Task details
Rewrite the material from its first line through the line containing "marker-dot — [606, 117, 614, 125]", replacing "toolbar" with "menubar" and keeping everything else unchanged.

--- START OF Data rows ---

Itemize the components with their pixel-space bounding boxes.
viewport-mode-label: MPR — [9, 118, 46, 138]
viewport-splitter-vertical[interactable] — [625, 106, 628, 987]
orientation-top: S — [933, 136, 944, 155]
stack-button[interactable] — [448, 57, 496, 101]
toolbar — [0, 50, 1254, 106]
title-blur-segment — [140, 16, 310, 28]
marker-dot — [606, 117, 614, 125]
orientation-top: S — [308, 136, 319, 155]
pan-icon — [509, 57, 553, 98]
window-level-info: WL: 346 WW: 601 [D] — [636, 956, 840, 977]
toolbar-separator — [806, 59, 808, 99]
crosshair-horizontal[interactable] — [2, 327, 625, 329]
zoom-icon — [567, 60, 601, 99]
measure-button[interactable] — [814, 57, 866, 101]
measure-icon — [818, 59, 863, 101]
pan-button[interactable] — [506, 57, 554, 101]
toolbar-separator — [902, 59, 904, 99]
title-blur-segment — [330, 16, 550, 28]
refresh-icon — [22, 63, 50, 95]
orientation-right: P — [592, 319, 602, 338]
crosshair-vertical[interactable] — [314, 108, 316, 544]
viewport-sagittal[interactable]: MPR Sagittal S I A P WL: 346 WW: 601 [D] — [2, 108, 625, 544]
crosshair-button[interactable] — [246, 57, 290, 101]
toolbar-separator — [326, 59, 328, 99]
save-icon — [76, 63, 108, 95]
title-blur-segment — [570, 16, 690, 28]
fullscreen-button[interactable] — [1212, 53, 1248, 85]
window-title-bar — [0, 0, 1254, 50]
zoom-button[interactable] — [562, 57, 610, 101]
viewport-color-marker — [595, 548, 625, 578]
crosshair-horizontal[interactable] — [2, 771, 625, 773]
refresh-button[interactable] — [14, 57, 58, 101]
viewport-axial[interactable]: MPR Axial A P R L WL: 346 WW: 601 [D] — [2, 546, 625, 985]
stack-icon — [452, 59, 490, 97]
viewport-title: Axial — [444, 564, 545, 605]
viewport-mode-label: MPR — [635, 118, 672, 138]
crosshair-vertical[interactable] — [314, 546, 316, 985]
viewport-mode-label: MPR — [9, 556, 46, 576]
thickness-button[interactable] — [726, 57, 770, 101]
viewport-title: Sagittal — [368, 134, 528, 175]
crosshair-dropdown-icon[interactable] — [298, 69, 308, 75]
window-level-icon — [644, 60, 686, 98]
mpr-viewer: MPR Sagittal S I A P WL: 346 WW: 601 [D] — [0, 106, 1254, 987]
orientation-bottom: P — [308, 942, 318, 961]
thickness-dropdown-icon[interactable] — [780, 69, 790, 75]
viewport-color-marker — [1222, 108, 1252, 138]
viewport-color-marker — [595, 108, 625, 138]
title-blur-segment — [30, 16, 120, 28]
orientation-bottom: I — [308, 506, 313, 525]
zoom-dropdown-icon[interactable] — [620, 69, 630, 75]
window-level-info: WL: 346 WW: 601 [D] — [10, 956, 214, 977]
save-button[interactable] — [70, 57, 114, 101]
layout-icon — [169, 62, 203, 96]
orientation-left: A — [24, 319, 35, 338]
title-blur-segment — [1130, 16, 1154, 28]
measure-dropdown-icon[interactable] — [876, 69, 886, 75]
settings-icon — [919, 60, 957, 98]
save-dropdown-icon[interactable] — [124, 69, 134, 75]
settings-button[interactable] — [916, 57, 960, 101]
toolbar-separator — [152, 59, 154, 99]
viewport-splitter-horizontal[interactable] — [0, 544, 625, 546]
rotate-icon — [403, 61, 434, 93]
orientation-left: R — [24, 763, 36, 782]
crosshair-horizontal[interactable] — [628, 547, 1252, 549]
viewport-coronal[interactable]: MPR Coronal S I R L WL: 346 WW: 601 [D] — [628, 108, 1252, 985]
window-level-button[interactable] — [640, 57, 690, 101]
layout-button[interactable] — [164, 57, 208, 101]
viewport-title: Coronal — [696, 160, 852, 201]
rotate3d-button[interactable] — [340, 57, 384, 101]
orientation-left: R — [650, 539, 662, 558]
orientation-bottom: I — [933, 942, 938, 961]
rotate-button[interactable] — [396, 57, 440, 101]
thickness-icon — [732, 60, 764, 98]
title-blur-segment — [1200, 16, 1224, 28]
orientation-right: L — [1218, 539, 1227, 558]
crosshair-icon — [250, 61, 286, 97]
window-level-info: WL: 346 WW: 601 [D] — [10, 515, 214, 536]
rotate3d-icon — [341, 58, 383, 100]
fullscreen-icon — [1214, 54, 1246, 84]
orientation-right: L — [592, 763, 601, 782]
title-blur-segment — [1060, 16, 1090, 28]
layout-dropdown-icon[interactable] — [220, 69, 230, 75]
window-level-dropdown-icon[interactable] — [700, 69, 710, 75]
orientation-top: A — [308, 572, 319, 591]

--- END OF Data rows ---

Task answer
Itemize the components with their pixel-space bounding boxes.
viewport-mode-label: MPR — [9, 118, 46, 138]
viewport-splitter-vertical[interactable] — [625, 106, 628, 987]
orientation-top: S — [933, 136, 944, 155]
stack-button[interactable] — [448, 57, 496, 101]
menubar — [0, 50, 1254, 106]
title-blur-segment — [140, 16, 310, 28]
marker-dot — [606, 117, 614, 125]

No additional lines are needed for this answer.